## AIM OF THE EXERCISE
Of all the lines in the material, how many include the word "Motor"? Reply with the number alone.
^^^^
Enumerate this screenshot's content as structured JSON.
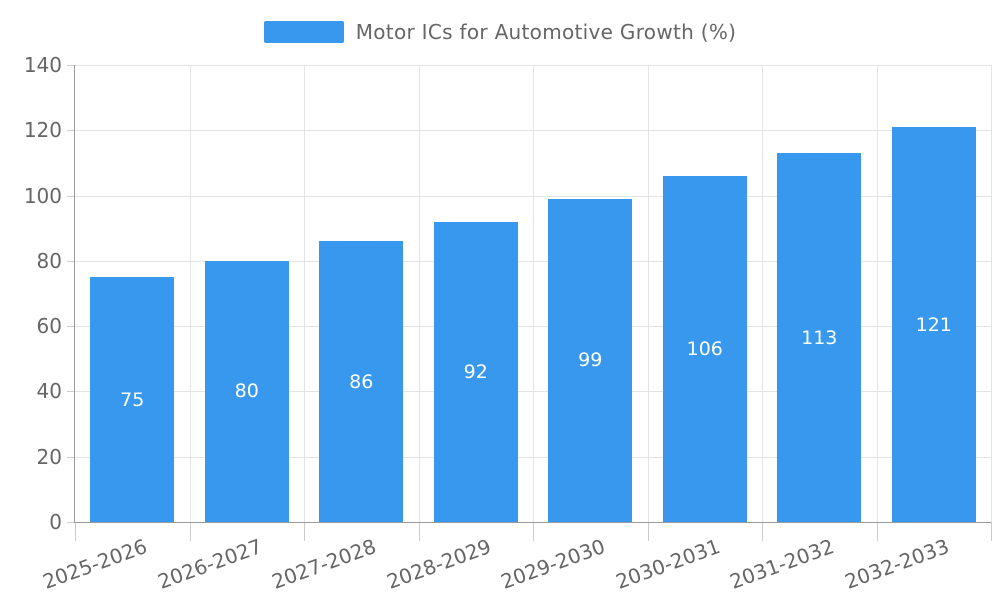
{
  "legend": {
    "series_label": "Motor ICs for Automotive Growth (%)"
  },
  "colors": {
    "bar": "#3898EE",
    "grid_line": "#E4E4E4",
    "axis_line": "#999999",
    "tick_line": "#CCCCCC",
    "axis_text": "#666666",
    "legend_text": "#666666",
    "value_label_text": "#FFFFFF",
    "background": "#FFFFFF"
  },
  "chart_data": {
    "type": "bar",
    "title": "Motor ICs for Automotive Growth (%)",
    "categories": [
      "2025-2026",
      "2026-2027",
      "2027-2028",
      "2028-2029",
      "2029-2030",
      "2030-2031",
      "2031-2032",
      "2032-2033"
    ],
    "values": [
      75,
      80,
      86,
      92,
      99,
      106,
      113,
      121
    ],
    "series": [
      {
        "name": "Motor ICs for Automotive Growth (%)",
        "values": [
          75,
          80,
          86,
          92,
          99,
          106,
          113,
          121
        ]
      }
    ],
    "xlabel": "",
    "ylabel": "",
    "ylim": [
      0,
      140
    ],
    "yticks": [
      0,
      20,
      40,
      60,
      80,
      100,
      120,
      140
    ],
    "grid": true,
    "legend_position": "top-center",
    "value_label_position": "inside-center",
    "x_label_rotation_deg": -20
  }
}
^^^^
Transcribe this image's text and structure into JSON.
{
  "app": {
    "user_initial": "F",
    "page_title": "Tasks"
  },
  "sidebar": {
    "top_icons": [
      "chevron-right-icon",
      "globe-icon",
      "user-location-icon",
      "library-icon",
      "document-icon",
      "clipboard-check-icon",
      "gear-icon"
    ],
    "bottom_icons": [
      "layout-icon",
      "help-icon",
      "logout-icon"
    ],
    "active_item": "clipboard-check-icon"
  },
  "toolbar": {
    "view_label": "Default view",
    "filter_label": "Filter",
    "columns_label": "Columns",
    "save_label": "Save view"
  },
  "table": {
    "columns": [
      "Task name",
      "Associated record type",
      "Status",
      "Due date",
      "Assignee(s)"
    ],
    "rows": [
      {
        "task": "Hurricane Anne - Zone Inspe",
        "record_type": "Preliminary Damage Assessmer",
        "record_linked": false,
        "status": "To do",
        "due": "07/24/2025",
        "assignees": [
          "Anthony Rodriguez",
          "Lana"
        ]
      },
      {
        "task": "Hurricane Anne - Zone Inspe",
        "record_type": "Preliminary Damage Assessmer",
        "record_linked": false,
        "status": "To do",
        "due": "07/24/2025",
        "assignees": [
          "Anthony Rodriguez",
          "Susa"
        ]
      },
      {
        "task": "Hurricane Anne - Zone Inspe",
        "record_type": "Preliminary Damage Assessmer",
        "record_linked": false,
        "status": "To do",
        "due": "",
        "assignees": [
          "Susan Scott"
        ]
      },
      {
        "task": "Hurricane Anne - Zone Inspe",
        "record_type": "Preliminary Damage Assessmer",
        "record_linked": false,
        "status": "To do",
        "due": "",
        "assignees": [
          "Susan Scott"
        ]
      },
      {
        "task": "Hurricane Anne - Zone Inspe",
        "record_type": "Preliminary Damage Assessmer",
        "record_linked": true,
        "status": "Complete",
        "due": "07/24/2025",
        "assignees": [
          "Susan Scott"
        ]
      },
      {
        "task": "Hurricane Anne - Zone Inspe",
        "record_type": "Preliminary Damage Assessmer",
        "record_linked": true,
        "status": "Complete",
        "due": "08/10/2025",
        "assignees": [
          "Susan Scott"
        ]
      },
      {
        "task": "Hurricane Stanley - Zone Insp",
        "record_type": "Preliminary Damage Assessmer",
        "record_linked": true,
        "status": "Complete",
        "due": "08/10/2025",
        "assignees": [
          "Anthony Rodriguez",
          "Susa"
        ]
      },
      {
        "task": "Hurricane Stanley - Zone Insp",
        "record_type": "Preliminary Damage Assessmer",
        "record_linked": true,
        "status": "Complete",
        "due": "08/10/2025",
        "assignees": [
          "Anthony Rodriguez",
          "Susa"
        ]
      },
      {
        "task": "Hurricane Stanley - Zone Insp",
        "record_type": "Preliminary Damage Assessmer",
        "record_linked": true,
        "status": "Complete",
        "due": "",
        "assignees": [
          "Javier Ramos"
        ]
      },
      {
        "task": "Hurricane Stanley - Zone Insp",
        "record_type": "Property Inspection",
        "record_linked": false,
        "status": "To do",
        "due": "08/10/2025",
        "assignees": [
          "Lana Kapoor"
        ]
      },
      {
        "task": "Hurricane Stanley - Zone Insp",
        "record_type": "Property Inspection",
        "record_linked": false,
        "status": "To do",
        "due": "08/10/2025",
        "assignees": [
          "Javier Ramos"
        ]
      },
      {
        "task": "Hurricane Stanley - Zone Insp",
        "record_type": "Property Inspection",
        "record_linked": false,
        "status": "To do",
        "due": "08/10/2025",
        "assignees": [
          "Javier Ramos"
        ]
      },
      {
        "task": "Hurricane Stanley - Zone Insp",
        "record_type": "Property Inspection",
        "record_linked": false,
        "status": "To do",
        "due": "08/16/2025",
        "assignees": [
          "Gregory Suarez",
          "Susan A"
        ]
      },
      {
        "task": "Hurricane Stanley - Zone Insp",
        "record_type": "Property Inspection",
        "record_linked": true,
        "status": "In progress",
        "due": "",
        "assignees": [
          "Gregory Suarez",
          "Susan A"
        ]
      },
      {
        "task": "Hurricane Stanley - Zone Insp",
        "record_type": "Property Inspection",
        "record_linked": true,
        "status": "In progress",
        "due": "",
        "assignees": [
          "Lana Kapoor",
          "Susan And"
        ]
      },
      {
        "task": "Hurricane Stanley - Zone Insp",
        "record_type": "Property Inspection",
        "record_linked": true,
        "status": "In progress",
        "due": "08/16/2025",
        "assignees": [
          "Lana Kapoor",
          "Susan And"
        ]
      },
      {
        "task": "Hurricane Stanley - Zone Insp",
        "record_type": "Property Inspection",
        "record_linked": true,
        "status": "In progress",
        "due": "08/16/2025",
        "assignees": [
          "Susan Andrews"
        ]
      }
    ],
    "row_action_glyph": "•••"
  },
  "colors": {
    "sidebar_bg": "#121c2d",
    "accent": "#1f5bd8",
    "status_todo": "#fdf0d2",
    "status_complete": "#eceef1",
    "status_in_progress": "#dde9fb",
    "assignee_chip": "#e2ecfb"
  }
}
^^^^
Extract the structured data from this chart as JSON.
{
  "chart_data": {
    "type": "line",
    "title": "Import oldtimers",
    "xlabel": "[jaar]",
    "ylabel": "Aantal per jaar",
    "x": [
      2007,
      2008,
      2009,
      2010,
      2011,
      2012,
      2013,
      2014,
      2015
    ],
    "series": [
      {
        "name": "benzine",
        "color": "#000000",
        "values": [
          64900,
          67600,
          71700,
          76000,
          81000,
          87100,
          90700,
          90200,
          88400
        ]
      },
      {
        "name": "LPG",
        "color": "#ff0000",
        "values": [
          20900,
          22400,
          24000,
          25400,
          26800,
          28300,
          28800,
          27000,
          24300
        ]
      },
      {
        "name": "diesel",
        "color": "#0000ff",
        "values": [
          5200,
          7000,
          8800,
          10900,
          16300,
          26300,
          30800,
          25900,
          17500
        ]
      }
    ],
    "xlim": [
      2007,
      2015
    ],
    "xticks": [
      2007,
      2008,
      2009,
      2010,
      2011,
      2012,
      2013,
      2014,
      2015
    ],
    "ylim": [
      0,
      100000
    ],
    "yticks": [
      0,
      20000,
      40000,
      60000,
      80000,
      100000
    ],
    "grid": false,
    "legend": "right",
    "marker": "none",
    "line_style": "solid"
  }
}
^^^^
## CORRECT RESPONSE
3